*DATASET ROWS*
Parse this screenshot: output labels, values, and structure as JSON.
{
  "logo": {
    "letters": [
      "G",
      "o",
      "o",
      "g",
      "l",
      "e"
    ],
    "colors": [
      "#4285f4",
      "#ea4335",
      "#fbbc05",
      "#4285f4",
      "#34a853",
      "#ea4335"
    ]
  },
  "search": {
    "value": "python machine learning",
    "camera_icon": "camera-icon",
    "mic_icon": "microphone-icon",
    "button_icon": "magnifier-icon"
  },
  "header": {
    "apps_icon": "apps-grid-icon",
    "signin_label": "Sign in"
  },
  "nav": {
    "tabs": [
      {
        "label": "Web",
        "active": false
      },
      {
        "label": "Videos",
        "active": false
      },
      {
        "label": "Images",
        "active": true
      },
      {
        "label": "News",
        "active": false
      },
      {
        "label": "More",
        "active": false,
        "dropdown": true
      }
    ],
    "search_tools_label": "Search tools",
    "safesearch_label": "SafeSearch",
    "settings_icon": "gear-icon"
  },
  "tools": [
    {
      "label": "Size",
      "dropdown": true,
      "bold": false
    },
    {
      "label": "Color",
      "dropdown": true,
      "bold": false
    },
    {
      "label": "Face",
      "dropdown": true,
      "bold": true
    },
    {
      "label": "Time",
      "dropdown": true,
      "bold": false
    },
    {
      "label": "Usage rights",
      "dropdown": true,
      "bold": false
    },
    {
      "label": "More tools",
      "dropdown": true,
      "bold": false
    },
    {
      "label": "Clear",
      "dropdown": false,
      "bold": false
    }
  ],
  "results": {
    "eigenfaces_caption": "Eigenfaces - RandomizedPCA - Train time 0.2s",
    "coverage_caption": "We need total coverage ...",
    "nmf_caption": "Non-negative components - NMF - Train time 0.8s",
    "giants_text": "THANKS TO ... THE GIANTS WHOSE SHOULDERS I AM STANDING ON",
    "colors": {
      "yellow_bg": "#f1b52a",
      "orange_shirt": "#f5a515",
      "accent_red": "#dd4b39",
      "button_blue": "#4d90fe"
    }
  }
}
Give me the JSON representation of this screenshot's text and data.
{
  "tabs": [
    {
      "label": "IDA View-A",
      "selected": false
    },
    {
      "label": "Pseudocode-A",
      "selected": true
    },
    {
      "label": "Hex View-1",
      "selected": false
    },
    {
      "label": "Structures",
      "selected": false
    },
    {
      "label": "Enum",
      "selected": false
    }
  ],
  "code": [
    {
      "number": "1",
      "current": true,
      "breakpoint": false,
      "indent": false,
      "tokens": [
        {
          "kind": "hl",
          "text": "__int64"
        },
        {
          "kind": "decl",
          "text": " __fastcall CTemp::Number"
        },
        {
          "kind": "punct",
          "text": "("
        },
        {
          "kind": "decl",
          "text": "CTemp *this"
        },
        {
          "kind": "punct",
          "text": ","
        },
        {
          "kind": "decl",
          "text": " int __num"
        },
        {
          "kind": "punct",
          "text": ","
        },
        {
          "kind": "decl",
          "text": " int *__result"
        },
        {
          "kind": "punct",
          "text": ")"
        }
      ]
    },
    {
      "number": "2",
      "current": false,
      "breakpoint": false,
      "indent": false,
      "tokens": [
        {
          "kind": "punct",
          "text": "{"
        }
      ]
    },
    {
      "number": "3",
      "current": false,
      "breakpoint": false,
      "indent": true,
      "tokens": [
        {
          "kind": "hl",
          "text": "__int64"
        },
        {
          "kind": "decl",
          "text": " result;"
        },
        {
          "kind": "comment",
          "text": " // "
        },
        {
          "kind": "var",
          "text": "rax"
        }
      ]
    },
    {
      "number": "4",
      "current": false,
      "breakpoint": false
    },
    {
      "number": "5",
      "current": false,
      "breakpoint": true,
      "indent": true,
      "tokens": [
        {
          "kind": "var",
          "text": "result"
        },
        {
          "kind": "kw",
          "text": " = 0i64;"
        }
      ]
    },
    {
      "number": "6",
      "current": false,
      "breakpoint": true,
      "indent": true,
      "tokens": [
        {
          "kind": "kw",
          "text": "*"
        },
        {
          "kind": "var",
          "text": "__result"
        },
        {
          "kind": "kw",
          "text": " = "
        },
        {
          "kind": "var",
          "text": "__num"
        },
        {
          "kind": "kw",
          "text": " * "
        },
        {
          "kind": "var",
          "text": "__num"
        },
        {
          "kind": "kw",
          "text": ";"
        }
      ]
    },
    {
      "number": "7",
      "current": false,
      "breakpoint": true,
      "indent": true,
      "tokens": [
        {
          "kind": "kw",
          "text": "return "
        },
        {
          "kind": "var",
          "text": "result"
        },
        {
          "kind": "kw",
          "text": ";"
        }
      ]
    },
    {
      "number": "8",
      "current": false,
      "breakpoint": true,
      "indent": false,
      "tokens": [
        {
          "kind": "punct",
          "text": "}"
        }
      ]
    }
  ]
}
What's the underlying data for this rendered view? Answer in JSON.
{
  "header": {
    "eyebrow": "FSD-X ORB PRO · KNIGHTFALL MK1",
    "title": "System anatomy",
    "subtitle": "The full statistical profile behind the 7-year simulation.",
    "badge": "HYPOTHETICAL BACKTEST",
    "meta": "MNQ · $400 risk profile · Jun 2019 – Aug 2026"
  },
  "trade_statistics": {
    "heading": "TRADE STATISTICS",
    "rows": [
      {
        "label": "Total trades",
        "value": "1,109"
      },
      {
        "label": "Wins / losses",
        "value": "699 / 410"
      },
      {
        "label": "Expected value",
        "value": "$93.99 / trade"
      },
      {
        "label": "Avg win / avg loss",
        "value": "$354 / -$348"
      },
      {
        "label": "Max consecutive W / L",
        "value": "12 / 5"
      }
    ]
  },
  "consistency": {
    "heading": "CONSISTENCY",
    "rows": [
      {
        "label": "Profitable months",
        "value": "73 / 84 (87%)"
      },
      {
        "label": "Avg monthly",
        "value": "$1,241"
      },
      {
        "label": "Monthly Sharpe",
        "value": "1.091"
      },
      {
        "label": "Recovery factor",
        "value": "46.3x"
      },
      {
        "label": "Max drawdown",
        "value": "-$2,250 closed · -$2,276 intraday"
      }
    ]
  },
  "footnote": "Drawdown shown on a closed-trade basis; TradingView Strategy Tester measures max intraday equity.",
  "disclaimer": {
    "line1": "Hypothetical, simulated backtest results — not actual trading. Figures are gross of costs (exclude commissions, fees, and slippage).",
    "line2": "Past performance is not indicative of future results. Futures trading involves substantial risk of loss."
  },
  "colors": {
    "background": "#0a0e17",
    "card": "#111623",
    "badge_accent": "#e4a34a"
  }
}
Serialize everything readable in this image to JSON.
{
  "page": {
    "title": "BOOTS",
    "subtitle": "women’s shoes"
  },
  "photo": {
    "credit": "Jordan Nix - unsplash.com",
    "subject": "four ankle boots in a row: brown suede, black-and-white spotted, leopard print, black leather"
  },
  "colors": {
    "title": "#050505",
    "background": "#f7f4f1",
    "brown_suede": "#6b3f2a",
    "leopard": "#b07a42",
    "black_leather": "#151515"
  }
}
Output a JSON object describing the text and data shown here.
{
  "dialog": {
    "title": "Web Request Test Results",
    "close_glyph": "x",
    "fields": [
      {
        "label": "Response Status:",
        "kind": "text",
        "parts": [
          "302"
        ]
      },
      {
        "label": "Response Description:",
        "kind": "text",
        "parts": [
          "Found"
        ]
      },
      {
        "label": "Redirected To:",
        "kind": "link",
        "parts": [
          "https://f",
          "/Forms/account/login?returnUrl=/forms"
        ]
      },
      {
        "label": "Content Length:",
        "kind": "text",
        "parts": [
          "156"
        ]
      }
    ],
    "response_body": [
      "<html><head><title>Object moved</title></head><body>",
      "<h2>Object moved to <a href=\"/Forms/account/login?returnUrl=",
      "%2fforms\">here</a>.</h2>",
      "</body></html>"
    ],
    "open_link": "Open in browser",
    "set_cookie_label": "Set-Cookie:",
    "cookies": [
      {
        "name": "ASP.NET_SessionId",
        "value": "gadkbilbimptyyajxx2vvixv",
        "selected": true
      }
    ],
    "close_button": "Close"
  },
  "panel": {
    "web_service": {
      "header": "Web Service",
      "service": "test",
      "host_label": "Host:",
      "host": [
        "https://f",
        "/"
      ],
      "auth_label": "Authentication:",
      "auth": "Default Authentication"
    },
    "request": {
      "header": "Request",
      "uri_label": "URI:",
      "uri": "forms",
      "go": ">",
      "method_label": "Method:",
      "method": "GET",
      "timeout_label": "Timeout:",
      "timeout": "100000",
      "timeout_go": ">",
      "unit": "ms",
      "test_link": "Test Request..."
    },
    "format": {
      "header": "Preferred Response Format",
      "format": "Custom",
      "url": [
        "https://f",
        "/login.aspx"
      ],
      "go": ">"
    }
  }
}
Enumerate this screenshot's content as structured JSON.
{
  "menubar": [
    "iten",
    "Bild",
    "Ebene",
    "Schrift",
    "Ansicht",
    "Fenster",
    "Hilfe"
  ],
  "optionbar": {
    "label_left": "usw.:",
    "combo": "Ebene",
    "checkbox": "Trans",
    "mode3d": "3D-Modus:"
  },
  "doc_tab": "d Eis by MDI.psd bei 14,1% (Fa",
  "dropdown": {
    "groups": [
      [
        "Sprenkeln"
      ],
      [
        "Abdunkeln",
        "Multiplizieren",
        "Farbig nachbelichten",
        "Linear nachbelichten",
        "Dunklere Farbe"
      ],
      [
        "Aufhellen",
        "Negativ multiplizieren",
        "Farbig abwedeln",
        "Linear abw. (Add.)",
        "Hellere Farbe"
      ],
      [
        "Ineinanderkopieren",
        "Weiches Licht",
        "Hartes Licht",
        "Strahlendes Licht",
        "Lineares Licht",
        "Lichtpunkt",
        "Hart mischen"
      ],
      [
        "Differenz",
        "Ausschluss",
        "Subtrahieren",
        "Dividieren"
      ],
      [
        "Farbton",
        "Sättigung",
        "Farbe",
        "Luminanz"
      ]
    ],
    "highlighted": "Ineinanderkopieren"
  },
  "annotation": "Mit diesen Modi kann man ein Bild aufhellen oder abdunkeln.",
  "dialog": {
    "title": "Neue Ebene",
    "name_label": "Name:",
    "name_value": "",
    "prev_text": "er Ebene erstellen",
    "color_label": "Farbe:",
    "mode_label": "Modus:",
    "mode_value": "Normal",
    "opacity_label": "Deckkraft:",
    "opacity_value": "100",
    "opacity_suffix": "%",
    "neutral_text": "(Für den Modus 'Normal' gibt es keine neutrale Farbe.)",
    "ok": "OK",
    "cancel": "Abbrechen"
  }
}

*REQUIREMENT*
Return only those lines of the records that contain the string "Bild".

*THE SOLUTION*
    "Bild",
  "annotation": "Mit diesen Modi kann man ein Bild aufhellen oder abdunkeln.",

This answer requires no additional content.